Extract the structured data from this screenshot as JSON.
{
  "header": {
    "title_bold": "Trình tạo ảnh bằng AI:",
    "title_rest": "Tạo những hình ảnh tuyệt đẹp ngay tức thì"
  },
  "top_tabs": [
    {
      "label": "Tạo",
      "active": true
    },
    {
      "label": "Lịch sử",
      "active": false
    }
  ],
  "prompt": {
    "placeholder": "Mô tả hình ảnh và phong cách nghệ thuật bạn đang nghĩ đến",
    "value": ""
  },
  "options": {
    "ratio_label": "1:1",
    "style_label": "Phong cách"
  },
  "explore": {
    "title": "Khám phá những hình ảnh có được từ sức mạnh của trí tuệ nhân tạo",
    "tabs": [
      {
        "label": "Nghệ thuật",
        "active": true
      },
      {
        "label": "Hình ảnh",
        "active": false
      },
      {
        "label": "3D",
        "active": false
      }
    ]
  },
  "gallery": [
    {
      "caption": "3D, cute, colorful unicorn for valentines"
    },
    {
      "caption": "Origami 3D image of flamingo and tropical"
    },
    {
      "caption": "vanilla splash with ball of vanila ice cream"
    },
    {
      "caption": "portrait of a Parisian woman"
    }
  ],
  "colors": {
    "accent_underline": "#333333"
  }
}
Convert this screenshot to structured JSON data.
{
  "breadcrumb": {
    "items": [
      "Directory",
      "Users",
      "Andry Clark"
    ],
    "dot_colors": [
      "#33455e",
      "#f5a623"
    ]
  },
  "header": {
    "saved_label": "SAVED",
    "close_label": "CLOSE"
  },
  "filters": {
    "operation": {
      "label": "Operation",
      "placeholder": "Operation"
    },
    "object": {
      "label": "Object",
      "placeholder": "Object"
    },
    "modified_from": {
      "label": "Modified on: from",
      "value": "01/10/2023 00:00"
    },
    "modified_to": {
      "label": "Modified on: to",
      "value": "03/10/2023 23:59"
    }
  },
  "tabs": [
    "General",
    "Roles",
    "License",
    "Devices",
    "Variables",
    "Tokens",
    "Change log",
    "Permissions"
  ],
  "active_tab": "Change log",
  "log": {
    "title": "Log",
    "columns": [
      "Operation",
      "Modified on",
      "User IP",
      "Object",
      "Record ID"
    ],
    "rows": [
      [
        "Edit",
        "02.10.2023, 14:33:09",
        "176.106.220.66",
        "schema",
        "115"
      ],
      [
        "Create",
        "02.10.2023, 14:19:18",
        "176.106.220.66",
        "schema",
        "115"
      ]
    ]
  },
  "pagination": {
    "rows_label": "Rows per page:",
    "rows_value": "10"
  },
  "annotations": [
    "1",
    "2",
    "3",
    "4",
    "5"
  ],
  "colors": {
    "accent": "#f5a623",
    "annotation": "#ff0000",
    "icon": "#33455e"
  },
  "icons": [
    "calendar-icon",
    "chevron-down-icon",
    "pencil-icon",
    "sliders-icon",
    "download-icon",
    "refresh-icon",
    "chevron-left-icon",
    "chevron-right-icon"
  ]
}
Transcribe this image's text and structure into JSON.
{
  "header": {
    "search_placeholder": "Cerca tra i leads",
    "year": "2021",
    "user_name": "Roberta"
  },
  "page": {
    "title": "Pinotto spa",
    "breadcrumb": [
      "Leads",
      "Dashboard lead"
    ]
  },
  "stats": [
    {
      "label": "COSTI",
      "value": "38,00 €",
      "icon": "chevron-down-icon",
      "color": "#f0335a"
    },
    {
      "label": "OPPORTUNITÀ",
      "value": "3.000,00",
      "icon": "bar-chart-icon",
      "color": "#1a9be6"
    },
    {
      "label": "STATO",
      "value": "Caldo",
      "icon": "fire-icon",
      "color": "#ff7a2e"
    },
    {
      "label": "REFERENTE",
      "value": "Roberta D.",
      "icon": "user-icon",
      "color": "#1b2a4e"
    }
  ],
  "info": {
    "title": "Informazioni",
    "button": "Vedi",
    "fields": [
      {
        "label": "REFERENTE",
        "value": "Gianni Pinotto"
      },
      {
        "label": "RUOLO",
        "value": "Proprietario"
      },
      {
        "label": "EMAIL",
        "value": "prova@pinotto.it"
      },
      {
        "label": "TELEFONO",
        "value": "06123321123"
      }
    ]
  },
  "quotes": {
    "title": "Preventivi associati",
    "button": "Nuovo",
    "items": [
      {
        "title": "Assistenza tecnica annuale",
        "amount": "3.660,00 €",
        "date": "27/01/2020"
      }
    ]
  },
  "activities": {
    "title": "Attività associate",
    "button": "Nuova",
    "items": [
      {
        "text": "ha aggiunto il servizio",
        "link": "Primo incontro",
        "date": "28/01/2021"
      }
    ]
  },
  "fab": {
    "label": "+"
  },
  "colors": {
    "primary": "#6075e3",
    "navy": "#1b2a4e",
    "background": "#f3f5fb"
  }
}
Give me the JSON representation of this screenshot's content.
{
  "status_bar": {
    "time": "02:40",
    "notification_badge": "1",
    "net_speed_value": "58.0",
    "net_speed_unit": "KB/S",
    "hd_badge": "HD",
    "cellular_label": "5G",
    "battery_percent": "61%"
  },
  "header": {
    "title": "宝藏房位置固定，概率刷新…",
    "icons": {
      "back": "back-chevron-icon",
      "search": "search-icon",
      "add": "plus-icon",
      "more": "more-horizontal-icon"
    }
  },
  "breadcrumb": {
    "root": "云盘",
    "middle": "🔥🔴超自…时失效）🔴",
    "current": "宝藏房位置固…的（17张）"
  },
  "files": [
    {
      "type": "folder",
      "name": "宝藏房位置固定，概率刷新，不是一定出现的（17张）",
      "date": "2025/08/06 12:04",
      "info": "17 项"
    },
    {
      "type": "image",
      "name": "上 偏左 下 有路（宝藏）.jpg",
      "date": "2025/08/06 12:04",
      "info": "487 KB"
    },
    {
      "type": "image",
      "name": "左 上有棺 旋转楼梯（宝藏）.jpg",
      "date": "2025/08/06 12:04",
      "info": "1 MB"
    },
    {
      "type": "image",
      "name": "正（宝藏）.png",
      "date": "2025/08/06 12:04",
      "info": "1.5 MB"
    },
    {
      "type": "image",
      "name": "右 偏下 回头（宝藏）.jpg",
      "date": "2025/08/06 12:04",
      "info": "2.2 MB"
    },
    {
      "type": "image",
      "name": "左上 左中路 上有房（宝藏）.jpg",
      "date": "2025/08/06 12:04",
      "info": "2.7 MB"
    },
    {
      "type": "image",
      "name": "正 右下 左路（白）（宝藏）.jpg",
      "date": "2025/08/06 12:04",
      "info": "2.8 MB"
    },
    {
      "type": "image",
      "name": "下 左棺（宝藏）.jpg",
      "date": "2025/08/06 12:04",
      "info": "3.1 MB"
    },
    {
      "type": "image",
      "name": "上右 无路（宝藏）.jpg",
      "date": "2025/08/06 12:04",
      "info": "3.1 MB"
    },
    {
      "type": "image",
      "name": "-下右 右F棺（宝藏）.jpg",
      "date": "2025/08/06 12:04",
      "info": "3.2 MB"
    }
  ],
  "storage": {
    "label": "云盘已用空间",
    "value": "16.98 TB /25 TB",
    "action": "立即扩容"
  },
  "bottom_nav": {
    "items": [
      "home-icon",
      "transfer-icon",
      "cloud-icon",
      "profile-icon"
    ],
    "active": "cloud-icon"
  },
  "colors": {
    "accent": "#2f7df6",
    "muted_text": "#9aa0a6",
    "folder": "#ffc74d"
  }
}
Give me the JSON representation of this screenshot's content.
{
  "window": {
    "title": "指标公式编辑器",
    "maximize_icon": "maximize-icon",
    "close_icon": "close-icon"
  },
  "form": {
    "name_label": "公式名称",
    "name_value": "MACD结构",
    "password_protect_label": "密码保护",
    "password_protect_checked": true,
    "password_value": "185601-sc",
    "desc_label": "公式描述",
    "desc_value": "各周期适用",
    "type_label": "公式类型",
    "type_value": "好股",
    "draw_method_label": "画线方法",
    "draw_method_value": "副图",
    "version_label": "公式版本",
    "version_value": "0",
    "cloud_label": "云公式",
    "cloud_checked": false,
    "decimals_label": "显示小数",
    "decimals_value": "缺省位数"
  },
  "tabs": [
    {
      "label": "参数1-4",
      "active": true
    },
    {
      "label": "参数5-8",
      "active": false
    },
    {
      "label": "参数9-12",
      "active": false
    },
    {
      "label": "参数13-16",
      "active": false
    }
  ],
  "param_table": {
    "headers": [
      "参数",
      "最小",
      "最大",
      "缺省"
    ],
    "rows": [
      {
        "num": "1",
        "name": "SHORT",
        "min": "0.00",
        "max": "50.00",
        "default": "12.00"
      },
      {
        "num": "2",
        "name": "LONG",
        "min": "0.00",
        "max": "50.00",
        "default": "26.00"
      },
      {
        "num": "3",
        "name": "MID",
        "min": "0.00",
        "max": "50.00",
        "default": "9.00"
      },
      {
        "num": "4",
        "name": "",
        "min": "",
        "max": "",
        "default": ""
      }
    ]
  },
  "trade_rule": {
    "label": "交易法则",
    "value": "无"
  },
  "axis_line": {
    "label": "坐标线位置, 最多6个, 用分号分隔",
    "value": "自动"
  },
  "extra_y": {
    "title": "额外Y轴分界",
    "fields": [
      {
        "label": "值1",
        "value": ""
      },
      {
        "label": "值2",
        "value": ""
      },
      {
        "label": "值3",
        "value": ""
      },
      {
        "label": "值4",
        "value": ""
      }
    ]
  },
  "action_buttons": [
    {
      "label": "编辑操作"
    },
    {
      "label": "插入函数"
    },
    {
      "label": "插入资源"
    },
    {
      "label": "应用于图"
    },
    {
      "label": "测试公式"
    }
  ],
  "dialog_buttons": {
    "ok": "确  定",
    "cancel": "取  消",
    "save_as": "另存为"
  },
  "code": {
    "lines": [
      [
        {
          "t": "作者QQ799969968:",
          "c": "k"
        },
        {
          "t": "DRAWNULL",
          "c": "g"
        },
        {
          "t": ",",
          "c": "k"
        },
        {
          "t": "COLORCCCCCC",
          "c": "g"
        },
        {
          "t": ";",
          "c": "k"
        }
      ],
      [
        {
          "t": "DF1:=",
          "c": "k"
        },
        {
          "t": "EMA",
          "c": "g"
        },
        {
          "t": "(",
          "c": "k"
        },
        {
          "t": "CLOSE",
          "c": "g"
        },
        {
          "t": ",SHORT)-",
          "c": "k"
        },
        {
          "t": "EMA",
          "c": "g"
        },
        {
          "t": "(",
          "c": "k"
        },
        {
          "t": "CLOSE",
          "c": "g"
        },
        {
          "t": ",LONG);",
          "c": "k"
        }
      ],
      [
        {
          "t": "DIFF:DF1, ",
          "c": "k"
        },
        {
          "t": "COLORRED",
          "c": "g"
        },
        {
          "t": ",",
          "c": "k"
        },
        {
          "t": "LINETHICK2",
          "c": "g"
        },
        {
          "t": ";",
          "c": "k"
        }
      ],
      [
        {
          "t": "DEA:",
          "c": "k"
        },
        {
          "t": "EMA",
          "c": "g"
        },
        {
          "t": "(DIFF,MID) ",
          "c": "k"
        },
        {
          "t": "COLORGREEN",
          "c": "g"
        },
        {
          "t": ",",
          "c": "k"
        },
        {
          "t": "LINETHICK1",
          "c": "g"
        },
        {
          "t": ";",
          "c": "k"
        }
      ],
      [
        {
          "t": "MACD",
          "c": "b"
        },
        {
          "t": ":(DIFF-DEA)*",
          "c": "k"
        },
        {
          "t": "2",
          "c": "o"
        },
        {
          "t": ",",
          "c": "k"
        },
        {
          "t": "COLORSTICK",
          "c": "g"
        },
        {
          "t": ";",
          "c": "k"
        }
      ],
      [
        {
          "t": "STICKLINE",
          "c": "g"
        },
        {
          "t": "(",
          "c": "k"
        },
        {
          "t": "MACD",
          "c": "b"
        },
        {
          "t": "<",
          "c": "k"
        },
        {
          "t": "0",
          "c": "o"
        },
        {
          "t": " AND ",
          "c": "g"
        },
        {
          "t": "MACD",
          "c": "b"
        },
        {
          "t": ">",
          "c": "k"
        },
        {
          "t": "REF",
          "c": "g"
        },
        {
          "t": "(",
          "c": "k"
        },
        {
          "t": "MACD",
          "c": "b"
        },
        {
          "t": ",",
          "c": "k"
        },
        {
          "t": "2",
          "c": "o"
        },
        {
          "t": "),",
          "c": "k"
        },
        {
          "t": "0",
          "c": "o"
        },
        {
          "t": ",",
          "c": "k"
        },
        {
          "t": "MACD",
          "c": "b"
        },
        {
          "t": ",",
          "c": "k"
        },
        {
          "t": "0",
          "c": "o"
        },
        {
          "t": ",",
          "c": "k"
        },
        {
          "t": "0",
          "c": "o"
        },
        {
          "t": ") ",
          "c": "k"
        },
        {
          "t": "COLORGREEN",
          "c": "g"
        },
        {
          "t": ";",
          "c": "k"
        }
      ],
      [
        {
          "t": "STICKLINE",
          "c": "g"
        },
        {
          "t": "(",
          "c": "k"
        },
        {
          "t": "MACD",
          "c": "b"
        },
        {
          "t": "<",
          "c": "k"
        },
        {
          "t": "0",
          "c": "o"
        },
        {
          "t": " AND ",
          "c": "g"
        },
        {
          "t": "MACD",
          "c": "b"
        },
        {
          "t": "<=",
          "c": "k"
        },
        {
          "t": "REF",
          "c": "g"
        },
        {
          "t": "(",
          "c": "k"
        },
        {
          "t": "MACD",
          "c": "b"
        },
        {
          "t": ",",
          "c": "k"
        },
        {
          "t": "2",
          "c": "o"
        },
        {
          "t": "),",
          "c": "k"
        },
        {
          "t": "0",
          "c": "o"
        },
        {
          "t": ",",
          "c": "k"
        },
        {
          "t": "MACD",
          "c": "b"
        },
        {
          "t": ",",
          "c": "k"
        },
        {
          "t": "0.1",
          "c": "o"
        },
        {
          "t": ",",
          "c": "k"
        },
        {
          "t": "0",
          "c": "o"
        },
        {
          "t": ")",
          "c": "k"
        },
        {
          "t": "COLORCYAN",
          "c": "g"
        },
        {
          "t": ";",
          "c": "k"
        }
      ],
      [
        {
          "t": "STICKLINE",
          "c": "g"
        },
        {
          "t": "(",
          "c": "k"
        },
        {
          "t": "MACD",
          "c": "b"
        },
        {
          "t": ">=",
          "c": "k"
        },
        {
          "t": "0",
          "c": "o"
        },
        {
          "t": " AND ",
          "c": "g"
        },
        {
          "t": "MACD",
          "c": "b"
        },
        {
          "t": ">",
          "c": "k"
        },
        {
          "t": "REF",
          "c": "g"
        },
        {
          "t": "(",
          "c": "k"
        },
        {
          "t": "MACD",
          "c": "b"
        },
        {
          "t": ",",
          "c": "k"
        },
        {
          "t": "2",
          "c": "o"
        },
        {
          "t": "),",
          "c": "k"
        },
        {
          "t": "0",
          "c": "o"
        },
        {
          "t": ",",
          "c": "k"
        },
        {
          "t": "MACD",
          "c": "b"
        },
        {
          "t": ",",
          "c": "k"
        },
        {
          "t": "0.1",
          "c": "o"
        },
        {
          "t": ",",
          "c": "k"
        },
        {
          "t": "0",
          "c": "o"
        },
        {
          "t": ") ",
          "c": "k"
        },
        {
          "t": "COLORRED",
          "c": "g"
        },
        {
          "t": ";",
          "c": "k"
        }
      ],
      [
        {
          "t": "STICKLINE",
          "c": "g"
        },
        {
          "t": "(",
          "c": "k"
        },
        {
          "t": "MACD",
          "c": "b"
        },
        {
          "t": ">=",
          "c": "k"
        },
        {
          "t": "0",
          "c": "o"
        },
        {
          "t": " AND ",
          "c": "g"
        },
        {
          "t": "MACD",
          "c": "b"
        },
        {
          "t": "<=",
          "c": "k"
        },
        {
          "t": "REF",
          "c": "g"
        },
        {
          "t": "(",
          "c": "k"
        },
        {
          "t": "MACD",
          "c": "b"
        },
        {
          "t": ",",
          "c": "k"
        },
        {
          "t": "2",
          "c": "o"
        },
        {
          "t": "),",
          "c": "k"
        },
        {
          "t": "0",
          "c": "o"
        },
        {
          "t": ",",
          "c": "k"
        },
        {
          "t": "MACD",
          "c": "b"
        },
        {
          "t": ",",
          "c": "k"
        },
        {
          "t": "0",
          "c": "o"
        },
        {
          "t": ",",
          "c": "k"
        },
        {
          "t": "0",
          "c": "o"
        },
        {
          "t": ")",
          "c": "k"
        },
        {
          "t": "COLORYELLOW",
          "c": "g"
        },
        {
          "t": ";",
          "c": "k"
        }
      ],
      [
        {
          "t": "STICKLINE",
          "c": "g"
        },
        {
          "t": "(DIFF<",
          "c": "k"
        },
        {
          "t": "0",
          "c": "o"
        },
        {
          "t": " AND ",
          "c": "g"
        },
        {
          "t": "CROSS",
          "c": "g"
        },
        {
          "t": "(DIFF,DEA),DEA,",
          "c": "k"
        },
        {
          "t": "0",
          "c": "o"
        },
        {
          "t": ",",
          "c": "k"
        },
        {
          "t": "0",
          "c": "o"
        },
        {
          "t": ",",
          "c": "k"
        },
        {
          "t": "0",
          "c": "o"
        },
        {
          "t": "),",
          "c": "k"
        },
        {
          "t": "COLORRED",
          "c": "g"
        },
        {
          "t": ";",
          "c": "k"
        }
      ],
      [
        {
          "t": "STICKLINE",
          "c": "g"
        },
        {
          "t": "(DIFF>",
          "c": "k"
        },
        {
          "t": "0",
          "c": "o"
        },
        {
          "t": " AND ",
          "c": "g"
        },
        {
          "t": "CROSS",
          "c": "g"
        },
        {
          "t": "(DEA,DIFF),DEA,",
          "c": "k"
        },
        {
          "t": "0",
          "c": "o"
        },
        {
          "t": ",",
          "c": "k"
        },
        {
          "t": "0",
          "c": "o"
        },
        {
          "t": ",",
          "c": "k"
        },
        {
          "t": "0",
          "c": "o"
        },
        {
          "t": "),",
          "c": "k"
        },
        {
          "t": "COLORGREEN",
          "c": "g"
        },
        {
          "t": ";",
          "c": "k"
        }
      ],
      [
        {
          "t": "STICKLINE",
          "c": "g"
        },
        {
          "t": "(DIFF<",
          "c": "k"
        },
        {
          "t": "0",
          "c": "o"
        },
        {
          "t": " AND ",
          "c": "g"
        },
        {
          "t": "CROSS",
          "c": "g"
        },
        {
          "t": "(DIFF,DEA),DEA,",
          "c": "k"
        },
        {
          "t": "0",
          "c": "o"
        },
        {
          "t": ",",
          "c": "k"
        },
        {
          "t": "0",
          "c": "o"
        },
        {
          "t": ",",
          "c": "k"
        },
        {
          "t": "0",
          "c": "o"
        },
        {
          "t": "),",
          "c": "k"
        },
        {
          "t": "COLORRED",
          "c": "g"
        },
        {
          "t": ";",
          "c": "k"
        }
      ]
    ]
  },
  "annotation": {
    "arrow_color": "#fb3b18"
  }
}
◇ ◇ ◇ ◇ ◇ ◇ ◇
Set problem | Look through the listing above. Pick out each line with "data" and copy it.

Written response |
Extract the structured data from this screenshot as JSON.
Convert this screenshot to structured JSON data.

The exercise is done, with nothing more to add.